Segment Open

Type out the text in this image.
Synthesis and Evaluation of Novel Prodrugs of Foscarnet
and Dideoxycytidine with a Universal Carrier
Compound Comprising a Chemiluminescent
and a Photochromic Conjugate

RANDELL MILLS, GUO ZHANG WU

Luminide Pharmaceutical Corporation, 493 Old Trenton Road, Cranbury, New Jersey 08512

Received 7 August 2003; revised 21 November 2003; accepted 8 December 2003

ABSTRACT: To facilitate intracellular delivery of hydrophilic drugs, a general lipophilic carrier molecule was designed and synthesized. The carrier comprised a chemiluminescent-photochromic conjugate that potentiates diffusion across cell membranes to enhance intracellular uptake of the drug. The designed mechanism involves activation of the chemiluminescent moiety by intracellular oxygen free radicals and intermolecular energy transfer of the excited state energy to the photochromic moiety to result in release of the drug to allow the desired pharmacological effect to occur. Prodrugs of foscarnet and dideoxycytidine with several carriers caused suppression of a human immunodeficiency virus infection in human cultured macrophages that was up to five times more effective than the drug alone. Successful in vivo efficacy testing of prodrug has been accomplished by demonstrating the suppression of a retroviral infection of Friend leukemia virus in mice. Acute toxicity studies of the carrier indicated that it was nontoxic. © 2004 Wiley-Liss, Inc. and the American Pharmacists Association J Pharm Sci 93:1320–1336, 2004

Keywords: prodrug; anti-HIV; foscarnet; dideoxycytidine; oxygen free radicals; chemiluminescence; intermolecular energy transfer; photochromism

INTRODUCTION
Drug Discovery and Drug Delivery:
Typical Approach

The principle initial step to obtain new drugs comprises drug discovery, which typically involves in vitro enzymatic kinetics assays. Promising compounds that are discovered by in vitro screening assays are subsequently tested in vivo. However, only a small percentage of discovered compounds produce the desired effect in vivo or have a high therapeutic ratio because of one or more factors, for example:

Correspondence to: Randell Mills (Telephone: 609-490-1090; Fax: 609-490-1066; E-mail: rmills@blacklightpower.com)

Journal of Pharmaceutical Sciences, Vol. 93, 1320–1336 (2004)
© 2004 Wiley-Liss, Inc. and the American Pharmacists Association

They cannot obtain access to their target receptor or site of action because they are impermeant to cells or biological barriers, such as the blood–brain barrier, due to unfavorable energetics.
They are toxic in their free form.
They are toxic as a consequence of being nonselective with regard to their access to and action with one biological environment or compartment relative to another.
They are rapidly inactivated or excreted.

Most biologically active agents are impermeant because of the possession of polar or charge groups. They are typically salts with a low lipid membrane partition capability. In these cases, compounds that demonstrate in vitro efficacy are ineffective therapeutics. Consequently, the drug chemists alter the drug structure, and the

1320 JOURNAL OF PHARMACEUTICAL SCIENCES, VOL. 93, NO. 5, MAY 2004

Segment Closed

Where does the word "vitro" show up in the material? Copy out each line that has it.

Output below —
The principle initial step to obtain new drugs comprises drug discovery, which typically involves in vitro enzymatic kinetics assays. Promising compounds that are discovered by in vitro screening assays are subsequently tested in vivo. However, only a small percentage of discovered compounds produce the desired effect in vivo or have a high therapeutic ratio because of one or more factors, for example:
Most biologically active agents are impermeant because of the possession of polar or charge groups. They are typically salts with a low lipid membrane partition capability. In these cases, compounds that demonstrate in vitro efficacy are ineffective therapeutics. Consequently, the drug chemists alter the drug structure, and the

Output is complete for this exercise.